## WHAT YOU WILL DO
Pull out every line from the listing that has the word "przekazana".

### DATASET RECORDS ###

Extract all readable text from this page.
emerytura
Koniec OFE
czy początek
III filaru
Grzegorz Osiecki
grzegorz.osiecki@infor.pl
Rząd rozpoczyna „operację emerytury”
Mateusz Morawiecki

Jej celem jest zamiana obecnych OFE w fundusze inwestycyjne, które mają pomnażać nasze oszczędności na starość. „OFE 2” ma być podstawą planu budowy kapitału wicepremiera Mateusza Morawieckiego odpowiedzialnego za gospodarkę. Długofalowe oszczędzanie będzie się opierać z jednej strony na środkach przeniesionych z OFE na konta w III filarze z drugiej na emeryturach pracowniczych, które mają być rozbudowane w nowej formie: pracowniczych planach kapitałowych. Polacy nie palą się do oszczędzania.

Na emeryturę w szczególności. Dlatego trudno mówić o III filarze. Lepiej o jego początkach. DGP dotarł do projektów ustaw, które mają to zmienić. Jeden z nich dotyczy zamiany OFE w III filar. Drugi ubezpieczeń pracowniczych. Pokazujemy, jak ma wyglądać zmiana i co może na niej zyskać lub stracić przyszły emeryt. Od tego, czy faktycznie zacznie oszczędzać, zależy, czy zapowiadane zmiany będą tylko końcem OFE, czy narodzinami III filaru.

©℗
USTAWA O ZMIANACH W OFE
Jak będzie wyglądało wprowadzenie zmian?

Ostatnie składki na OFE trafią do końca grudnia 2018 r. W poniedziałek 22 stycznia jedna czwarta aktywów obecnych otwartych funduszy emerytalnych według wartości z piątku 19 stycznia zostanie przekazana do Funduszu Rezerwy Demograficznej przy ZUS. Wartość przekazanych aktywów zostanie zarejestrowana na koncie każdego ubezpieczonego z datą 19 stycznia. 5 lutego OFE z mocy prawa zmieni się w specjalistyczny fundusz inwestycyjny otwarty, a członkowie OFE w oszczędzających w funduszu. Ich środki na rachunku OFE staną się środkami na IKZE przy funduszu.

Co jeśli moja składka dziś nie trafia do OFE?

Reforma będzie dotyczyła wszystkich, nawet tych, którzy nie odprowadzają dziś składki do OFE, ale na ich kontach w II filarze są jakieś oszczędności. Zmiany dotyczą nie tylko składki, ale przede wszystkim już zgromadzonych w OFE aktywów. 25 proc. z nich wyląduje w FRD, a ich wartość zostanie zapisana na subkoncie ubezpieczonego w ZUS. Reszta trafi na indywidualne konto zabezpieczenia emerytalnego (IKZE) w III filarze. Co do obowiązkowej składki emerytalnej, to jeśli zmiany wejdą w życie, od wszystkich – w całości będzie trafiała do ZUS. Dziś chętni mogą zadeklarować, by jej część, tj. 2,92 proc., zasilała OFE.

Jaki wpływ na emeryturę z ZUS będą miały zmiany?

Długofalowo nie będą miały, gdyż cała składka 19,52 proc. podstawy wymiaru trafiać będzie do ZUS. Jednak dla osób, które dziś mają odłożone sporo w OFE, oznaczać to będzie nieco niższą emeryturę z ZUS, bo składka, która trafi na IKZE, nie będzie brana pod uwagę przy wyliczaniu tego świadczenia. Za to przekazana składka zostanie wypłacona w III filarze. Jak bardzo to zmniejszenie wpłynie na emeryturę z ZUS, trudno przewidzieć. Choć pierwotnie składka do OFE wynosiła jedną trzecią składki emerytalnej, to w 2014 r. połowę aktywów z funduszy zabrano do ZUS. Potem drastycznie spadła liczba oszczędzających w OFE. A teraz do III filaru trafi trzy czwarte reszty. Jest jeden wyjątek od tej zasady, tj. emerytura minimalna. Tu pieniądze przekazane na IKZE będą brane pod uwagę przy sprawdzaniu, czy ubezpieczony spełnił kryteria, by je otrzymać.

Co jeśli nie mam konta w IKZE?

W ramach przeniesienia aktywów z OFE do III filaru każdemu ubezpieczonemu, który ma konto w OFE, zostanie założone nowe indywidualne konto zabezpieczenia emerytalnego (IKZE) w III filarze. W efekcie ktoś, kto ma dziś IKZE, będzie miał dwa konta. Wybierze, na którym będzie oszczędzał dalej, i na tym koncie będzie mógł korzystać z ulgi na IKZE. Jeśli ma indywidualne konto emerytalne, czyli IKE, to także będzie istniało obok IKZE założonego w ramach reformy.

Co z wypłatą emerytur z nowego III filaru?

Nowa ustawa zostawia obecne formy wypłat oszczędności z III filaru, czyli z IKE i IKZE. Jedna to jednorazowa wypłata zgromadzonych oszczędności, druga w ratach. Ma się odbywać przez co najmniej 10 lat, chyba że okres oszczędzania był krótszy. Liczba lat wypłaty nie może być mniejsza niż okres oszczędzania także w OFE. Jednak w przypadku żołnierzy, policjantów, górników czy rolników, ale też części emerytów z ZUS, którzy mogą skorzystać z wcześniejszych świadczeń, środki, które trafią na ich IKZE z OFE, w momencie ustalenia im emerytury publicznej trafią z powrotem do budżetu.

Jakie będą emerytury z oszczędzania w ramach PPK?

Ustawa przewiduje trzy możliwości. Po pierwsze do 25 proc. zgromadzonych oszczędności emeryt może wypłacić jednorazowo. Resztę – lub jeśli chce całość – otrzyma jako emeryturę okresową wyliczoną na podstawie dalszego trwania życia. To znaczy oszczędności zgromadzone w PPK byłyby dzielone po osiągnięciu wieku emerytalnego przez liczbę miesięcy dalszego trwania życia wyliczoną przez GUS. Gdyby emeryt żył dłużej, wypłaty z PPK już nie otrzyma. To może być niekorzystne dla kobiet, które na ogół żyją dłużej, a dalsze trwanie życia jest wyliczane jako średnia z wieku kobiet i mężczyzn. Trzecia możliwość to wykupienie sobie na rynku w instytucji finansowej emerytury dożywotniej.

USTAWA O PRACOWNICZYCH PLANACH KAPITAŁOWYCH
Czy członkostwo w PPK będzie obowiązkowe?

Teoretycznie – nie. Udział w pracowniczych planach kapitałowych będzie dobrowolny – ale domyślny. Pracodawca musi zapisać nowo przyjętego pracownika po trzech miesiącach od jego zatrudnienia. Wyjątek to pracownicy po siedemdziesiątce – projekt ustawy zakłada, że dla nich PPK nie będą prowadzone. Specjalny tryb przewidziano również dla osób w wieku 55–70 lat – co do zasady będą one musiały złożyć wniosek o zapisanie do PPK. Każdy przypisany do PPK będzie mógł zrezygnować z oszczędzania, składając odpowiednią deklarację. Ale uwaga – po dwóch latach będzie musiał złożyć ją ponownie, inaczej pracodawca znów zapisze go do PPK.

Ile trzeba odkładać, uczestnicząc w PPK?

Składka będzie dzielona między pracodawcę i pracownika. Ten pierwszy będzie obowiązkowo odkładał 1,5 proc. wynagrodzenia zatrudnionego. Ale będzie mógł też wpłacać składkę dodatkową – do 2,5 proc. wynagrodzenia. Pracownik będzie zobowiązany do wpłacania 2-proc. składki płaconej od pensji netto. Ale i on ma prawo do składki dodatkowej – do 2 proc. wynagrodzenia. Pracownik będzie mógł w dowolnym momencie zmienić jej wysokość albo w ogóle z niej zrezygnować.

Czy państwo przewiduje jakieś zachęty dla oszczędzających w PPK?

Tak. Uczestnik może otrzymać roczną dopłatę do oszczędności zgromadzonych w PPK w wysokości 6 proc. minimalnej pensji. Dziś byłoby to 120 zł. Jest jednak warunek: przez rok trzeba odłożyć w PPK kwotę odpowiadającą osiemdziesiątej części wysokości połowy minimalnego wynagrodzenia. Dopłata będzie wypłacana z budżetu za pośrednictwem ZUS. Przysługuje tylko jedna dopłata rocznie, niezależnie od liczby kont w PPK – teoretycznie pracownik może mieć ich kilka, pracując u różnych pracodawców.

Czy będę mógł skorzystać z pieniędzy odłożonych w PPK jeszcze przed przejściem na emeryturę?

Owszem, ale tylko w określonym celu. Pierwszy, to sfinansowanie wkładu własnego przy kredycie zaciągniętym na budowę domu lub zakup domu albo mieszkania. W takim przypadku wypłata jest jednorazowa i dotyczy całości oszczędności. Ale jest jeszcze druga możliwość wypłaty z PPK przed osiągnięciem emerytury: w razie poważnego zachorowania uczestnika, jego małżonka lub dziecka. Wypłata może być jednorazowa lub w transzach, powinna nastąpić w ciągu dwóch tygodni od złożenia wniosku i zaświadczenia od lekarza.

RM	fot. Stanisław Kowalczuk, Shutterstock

###

## ANSWER TO THE TASK
Ostatnie składki na OFE trafią do końca grudnia 2018 r. W poniedziałek 22 stycznia jedna czwarta aktywów obecnych otwartych funduszy emerytalnych według wartości z piątku 19 stycznia zostanie przekazana do Funduszu Rezerwy Demograficznej przy ZUS. Wartość przekazanych aktywów zostanie zarejestrowana na koncie każdego ubezpieczonego z datą 19 stycznia. 5 lutego OFE z mocy prawa zmieni się w specjalistyczny fundusz inwestycyjny otwarty, a członkowie OFE w oszczędzających w funduszu. Ich środki na rachunku OFE staną się środkami na IKZE przy funduszu.
Długofalowo nie będą miały, gdyż cała składka 19,52 proc. podstawy wymiaru trafiać będzie do ZUS. Jednak dla osób, które dziś mają odłożone sporo w OFE, oznaczać to będzie nieco niższą emeryturę z ZUS, bo składka, która trafi na IKZE, nie będzie brana pod uwagę przy wyliczaniu tego świadczenia. Za to przekazana składka zostanie wypłacona w III filarze. Jak bardzo to zmniejszenie wpłynie na emeryturę z ZUS, trudno przewidzieć. Choć pierwotnie składka do OFE wynosiła jedną trzecią składki emerytalnej, to w 2014 r. połowę aktywów z funduszy zabrano do ZUS. Potem drastycznie spadła liczba oszczędzających w OFE. A teraz do III filaru trafi trzy czwarte reszty. Jest jeden wyjątek od tej zasady, tj. emerytura minimalna. Tu pieniądze przekazane na IKZE będą brane pod uwagę przy sprawdzaniu, czy ubezpieczony spełnił kryteria, by je otrzymać.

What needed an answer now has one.